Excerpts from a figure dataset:
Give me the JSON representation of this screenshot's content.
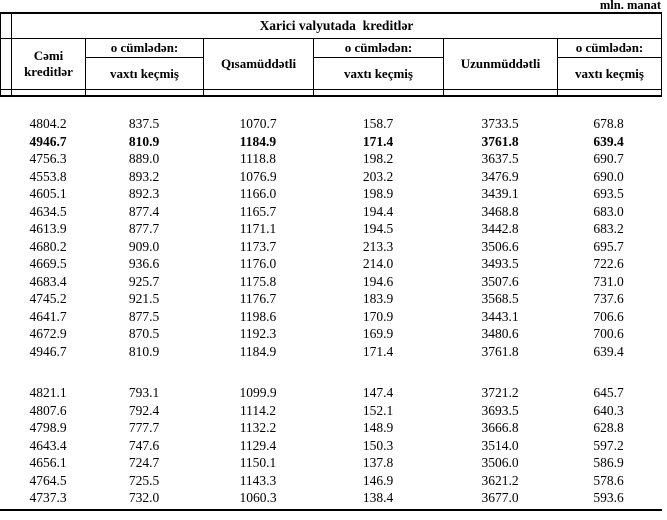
{
  "unit_label": "mln. manat",
  "table": {
    "title": "Xarici valyutada  kreditlər",
    "headers": {
      "total_credits": "Cəmi kreditlər",
      "including": "o cümlədən:",
      "overdue": "vaxtı keçmiş",
      "short_term": "Qısamüddətli",
      "long_term": "Uzunmüddətli"
    },
    "columns": [
      "Cəmi kreditlər",
      "o cümlədən: vaxtı keçmiş",
      "Qısamüddətli",
      "o cümlədən: vaxtı keçmiş",
      "Uzunmüddətli",
      "o cümlədən: vaxtı keçmiş"
    ],
    "highlight": {
      "group_index": 0,
      "row_index": 1,
      "style": "bold"
    },
    "groups": [
      {
        "rows": [
          [
            "4804.2",
            "837.5",
            "1070.7",
            "158.7",
            "3733.5",
            "678.8"
          ],
          [
            "4946.7",
            "810.9",
            "1184.9",
            "171.4",
            "3761.8",
            "639.4"
          ],
          [
            "4756.3",
            "889.0",
            "1118.8",
            "198.2",
            "3637.5",
            "690.7"
          ],
          [
            "4553.8",
            "893.2",
            "1076.9",
            "203.2",
            "3476.9",
            "690.0"
          ],
          [
            "4605.1",
            "892.3",
            "1166.0",
            "198.9",
            "3439.1",
            "693.5"
          ],
          [
            "4634.5",
            "877.4",
            "1165.7",
            "194.4",
            "3468.8",
            "683.0"
          ],
          [
            "4613.9",
            "877.7",
            "1171.1",
            "194.5",
            "3442.8",
            "683.2"
          ],
          [
            "4680.2",
            "909.0",
            "1173.7",
            "213.3",
            "3506.6",
            "695.7"
          ],
          [
            "4669.5",
            "936.6",
            "1176.0",
            "214.0",
            "3493.5",
            "722.6"
          ],
          [
            "4683.4",
            "925.7",
            "1175.8",
            "194.6",
            "3507.6",
            "731.0"
          ],
          [
            "4745.2",
            "921.5",
            "1176.7",
            "183.9",
            "3568.5",
            "737.6"
          ],
          [
            "4641.7",
            "877.5",
            "1198.6",
            "170.9",
            "3443.1",
            "706.6"
          ],
          [
            "4672.9",
            "870.5",
            "1192.3",
            "169.9",
            "3480.6",
            "700.6"
          ],
          [
            "4946.7",
            "810.9",
            "1184.9",
            "171.4",
            "3761.8",
            "639.4"
          ]
        ]
      },
      {
        "rows": [
          [
            "4821.1",
            "793.1",
            "1099.9",
            "147.4",
            "3721.2",
            "645.7"
          ],
          [
            "4807.6",
            "792.4",
            "1114.2",
            "152.1",
            "3693.5",
            "640.3"
          ],
          [
            "4798.9",
            "777.7",
            "1132.2",
            "148.9",
            "3666.8",
            "628.8"
          ],
          [
            "4643.4",
            "747.6",
            "1129.4",
            "150.3",
            "3514.0",
            "597.2"
          ],
          [
            "4656.1",
            "724.7",
            "1150.1",
            "137.8",
            "3506.0",
            "586.9"
          ],
          [
            "4764.5",
            "725.5",
            "1143.3",
            "146.9",
            "3621.2",
            "578.6"
          ],
          [
            "4737.3",
            "732.0",
            "1060.3",
            "138.4",
            "3677.0",
            "593.6"
          ]
        ]
      }
    ]
  }
}
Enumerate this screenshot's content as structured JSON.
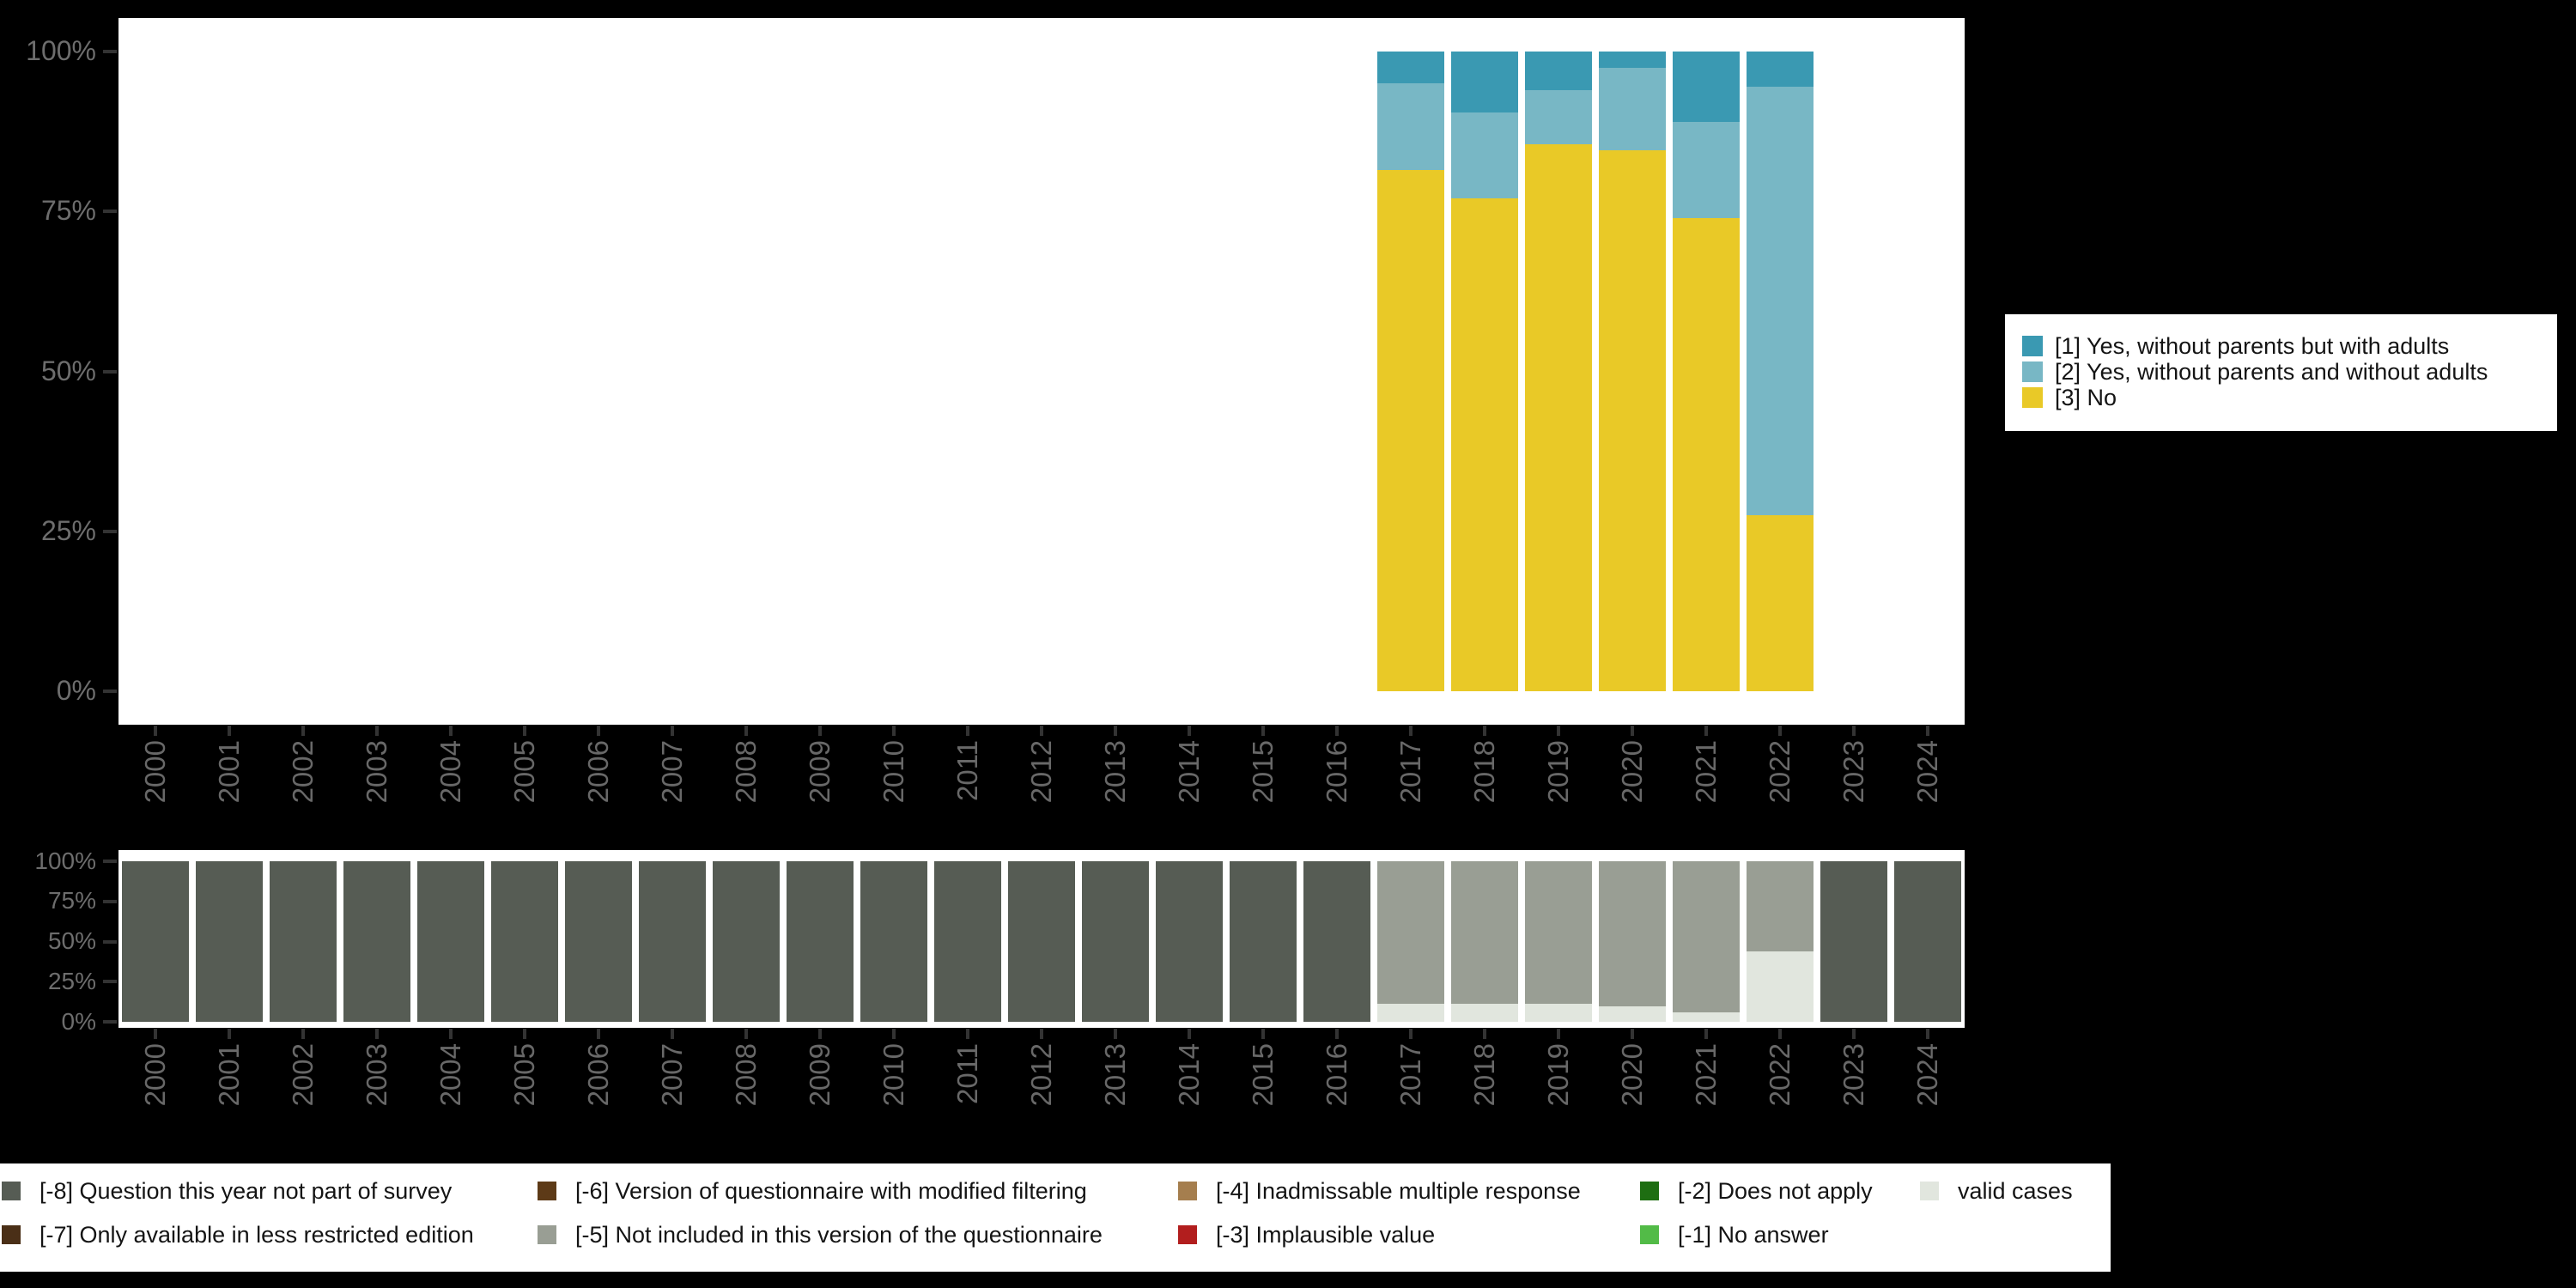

### THE PROBLEM
Copy out every line of the material above exactly, skipping the pictures.

### RESULT
Give me the JSON representation of this screenshot's content.
{
  "unit_label": "mln. manat",
  "table": {
    "title": "Xarici valyutada  kreditlər",
    "headers": {
      "total_credits": "Cəmi kreditlər",
      "including": "o cümlədən:",
      "overdue": "vaxtı keçmiş",
      "short_term": "Qısamüddətli",
      "long_term": "Uzunmüddətli"
    },
    "columns": [
      "Cəmi kreditlər",
      "o cümlədən: vaxtı keçmiş",
      "Qısamüddətli",
      "o cümlədən: vaxtı keçmiş",
      "Uzunmüddətli",
      "o cümlədən: vaxtı keçmiş"
    ],
    "highlight": {
      "group_index": 0,
      "row_index": 1,
      "style": "bold"
    },
    "groups": [
      {
        "rows": [
          [
            "4804.2",
            "837.5",
            "1070.7",
            "158.7",
            "3733.5",
            "678.8"
          ],
          [
            "4946.7",
            "810.9",
            "1184.9",
            "171.4",
            "3761.8",
            "639.4"
          ],
          [
            "4756.3",
            "889.0",
            "1118.8",
            "198.2",
            "3637.5",
            "690.7"
          ],
          [
            "4553.8",
            "893.2",
            "1076.9",
            "203.2",
            "3476.9",
            "690.0"
          ],
          [
            "4605.1",
            "892.3",
            "1166.0",
            "198.9",
            "3439.1",
            "693.5"
          ],
          [
            "4634.5",
            "877.4",
            "1165.7",
            "194.4",
            "3468.8",
            "683.0"
          ],
          [
            "4613.9",
            "877.7",
            "1171.1",
            "194.5",
            "3442.8",
            "683.2"
          ],
          [
            "4680.2",
            "909.0",
            "1173.7",
            "213.3",
            "3506.6",
            "695.7"
          ],
          [
            "4669.5",
            "936.6",
            "1176.0",
            "214.0",
            "3493.5",
            "722.6"
          ],
          [
            "4683.4",
            "925.7",
            "1175.8",
            "194.6",
            "3507.6",
            "731.0"
          ],
          [
            "4745.2",
            "921.5",
            "1176.7",
            "183.9",
            "3568.5",
            "737.6"
          ],
          [
            "4641.7",
            "877.5",
            "1198.6",
            "170.9",
            "3443.1",
            "706.6"
          ],
          [
            "4672.9",
            "870.5",
            "1192.3",
            "169.9",
            "3480.6",
            "700.6"
          ],
          [
            "4946.7",
            "810.9",
            "1184.9",
            "171.4",
            "3761.8",
            "639.4"
          ]
        ]
      },
      {
        "rows": [
          [
            "4821.1",
            "793.1",
            "1099.9",
            "147.4",
            "3721.2",
            "645.7"
          ],
          [
            "4807.6",
            "792.4",
            "1114.2",
            "152.1",
            "3693.5",
            "640.3"
          ],
          [
            "4798.9",
            "777.7",
            "1132.2",
            "148.9",
            "3666.8",
            "628.8"
          ],
          [
            "4643.4",
            "747.6",
            "1129.4",
            "150.3",
            "3514.0",
            "597.2"
          ],
          [
            "4656.1",
            "724.7",
            "1150.1",
            "137.8",
            "3506.0",
            "586.9"
          ],
          [
            "4764.5",
            "725.5",
            "1143.3",
            "146.9",
            "3621.2",
            "578.6"
          ],
          [
            "4737.3",
            "732.0",
            "1060.3",
            "138.4",
            "3677.0",
            "593.6"
          ]
        ]
      }
    ]
  }
}
Enumerate this screenshot's content as structured JSON.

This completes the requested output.